**Records excerpted from a collection**.
━━━━━━━━━━━━━━━━━━━━━━━━━━━━━━
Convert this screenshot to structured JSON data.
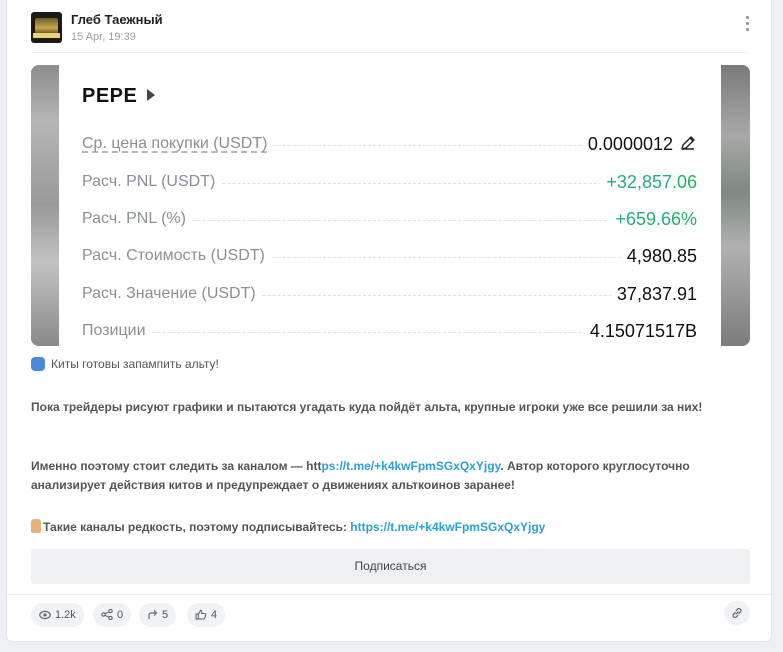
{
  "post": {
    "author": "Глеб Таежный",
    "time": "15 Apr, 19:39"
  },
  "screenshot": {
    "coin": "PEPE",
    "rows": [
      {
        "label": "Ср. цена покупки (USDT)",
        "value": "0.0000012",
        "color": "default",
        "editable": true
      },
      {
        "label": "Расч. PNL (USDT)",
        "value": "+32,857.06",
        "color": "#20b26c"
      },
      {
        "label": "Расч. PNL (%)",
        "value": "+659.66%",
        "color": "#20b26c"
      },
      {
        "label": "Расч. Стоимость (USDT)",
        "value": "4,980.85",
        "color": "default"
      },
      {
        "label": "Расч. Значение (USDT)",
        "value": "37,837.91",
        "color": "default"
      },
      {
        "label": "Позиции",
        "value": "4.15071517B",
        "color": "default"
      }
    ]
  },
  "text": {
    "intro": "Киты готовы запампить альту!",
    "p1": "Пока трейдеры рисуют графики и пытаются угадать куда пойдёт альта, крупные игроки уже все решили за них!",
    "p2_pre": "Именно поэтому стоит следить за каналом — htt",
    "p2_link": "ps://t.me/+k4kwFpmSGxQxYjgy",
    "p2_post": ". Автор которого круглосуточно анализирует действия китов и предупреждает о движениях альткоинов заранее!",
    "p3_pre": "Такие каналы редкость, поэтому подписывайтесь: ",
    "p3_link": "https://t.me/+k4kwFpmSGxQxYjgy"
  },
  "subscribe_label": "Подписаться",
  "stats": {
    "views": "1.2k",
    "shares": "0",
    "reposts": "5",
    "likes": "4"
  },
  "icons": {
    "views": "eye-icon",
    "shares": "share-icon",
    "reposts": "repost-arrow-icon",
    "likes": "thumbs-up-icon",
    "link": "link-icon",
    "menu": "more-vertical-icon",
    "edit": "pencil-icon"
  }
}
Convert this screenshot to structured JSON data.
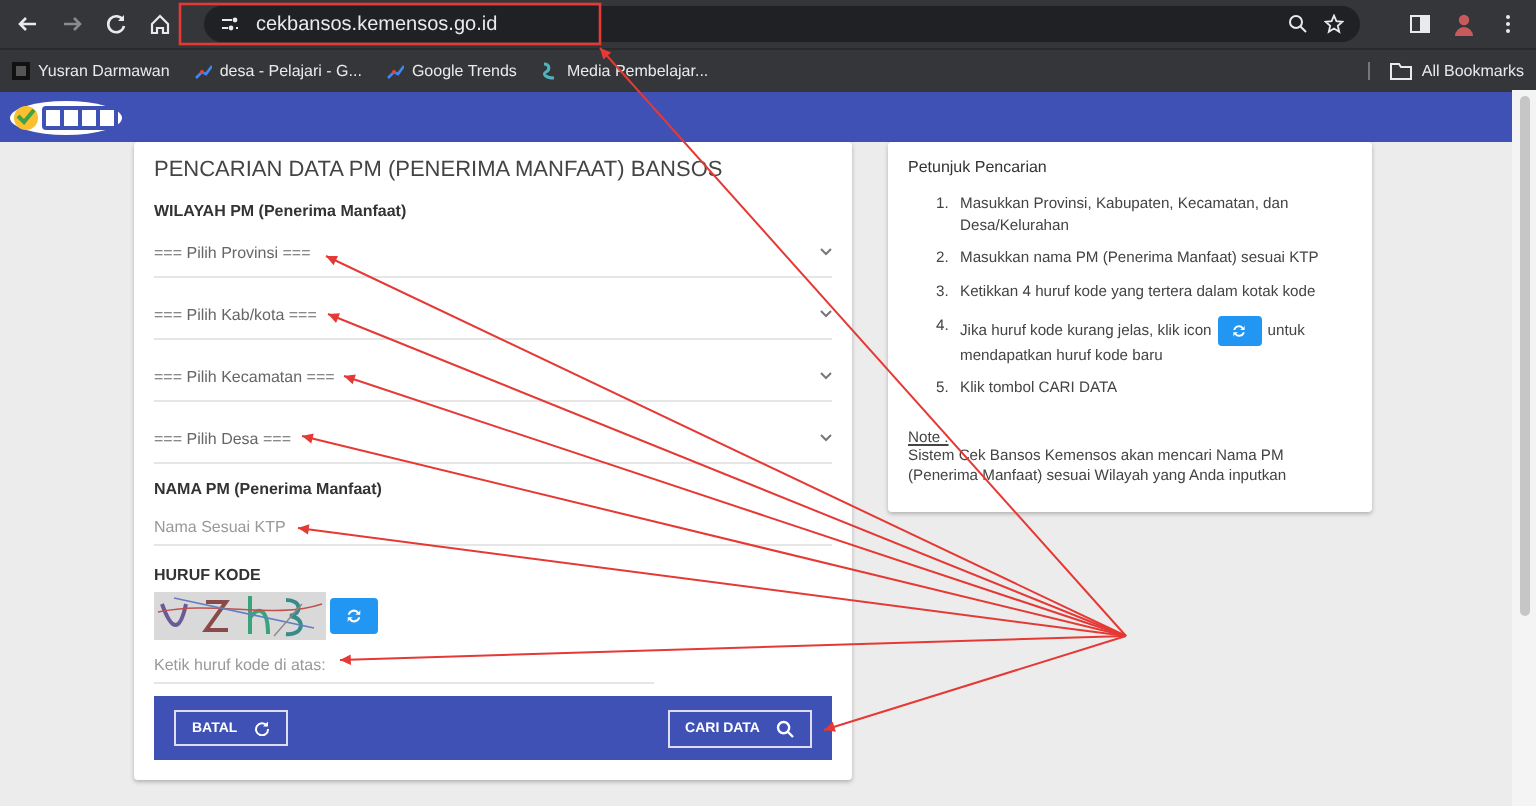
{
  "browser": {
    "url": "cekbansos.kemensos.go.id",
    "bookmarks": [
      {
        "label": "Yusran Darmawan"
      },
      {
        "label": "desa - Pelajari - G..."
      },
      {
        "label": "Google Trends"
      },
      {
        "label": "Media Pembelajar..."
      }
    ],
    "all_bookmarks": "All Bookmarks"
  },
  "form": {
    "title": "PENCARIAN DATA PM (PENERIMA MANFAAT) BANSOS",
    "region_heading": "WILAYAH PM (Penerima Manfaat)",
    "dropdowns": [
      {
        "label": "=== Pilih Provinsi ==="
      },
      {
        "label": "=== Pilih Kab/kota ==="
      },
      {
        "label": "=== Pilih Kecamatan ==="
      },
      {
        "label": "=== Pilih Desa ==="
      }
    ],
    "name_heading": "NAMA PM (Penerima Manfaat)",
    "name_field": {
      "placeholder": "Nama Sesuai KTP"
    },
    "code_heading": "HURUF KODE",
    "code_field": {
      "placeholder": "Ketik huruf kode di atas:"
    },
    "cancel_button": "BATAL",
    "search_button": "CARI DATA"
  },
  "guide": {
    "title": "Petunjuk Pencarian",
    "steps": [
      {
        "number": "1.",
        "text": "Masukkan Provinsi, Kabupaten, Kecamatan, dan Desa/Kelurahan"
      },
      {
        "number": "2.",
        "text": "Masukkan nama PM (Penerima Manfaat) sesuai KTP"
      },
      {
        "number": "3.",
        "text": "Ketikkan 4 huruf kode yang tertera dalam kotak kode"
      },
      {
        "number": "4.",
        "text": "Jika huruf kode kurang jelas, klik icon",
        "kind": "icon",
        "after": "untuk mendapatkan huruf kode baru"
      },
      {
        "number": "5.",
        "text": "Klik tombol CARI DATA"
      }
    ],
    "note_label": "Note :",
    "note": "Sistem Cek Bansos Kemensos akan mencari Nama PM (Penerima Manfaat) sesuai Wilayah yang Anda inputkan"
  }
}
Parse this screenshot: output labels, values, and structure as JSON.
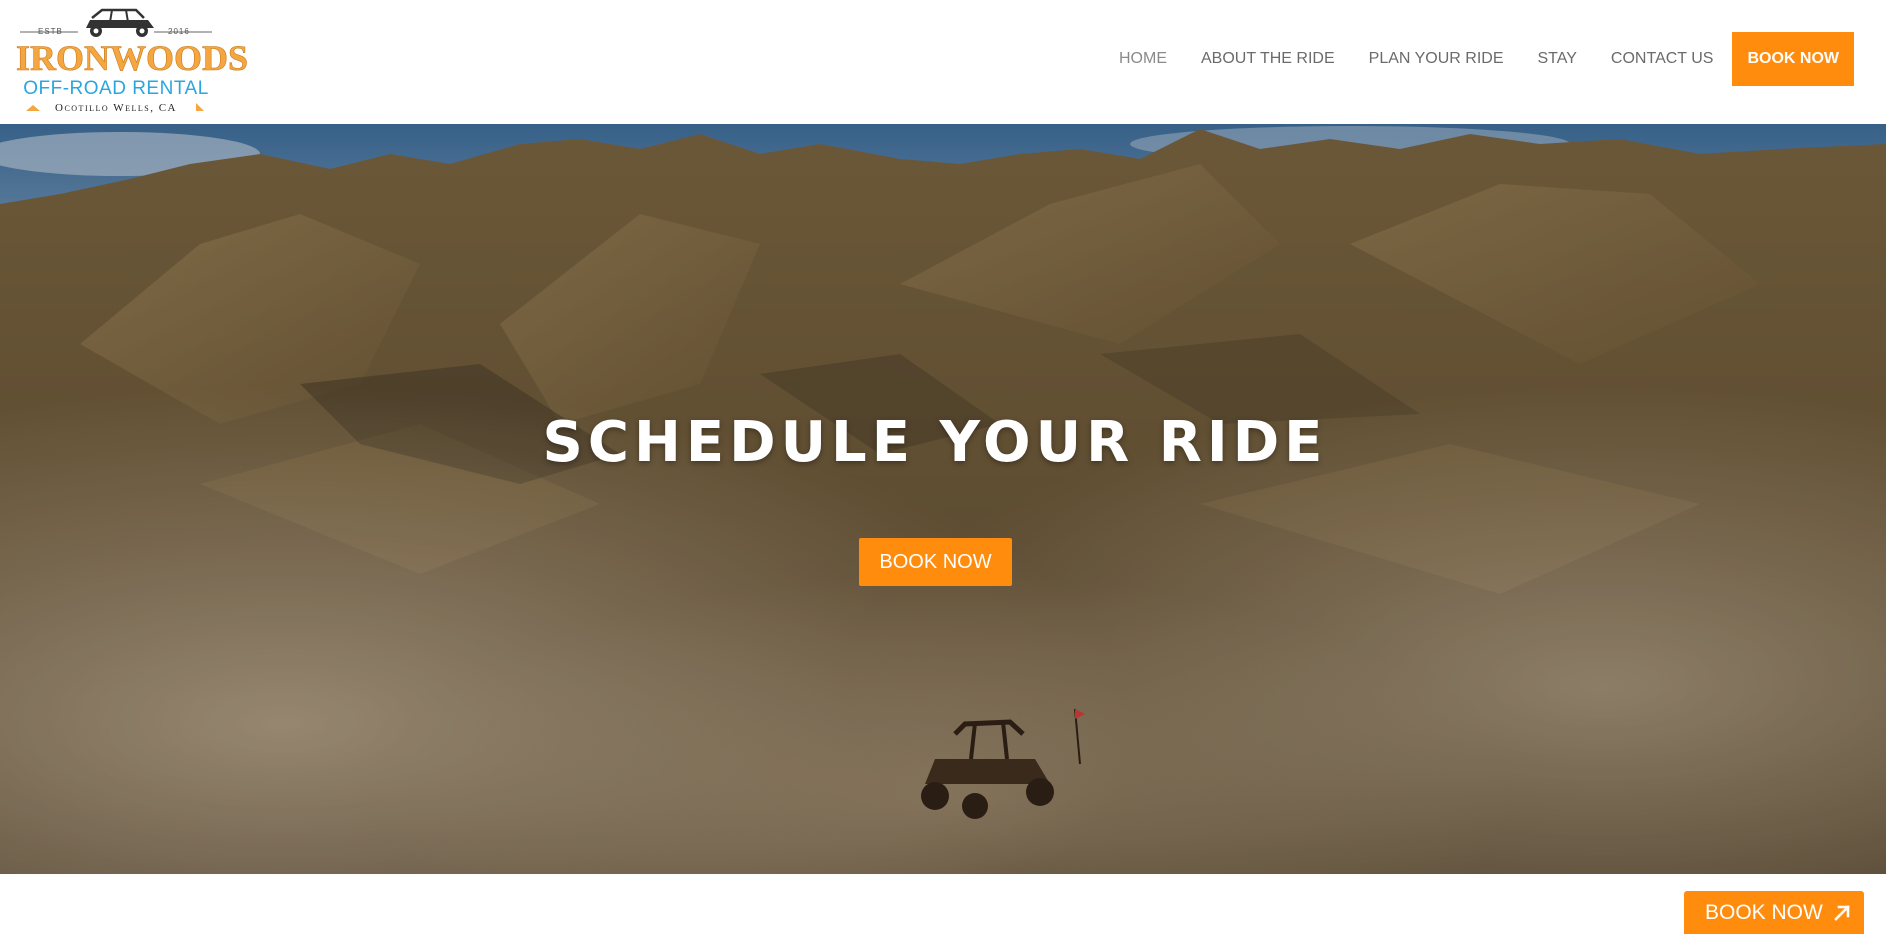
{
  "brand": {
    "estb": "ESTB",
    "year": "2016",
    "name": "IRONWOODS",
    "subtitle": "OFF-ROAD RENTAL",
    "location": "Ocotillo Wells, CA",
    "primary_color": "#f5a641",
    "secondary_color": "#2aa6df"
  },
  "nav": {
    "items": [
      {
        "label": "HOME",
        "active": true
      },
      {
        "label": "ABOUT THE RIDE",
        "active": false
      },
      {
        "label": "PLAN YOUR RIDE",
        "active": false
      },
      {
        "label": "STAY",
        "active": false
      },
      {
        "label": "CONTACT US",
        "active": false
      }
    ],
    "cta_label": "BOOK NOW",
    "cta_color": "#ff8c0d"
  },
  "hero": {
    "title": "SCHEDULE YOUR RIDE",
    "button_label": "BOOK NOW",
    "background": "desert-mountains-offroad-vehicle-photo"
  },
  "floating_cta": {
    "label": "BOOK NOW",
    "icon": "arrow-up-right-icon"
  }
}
━━━━━━━━━━━━━━━━━━━━━━━━━━━━━━
Emit the lines from the line containing "Parse this screenshot: output" to the final line of the material, inclusive, exactly as written; pictures are excluded.

**Correct output**.
Parse this screenshot: output labels, values, and structure as JSON.
{
  "brand": {
    "estb": "ESTB",
    "year": "2016",
    "name": "IRONWOODS",
    "subtitle": "OFF-ROAD RENTAL",
    "location": "Ocotillo Wells, CA",
    "primary_color": "#f5a641",
    "secondary_color": "#2aa6df"
  },
  "nav": {
    "items": [
      {
        "label": "HOME",
        "active": true
      },
      {
        "label": "ABOUT THE RIDE",
        "active": false
      },
      {
        "label": "PLAN YOUR RIDE",
        "active": false
      },
      {
        "label": "STAY",
        "active": false
      },
      {
        "label": "CONTACT US",
        "active": false
      }
    ],
    "cta_label": "BOOK NOW",
    "cta_color": "#ff8c0d"
  },
  "hero": {
    "title": "SCHEDULE YOUR RIDE",
    "button_label": "BOOK NOW",
    "background": "desert-mountains-offroad-vehicle-photo"
  },
  "floating_cta": {
    "label": "BOOK NOW",
    "icon": "arrow-up-right-icon"
  }
}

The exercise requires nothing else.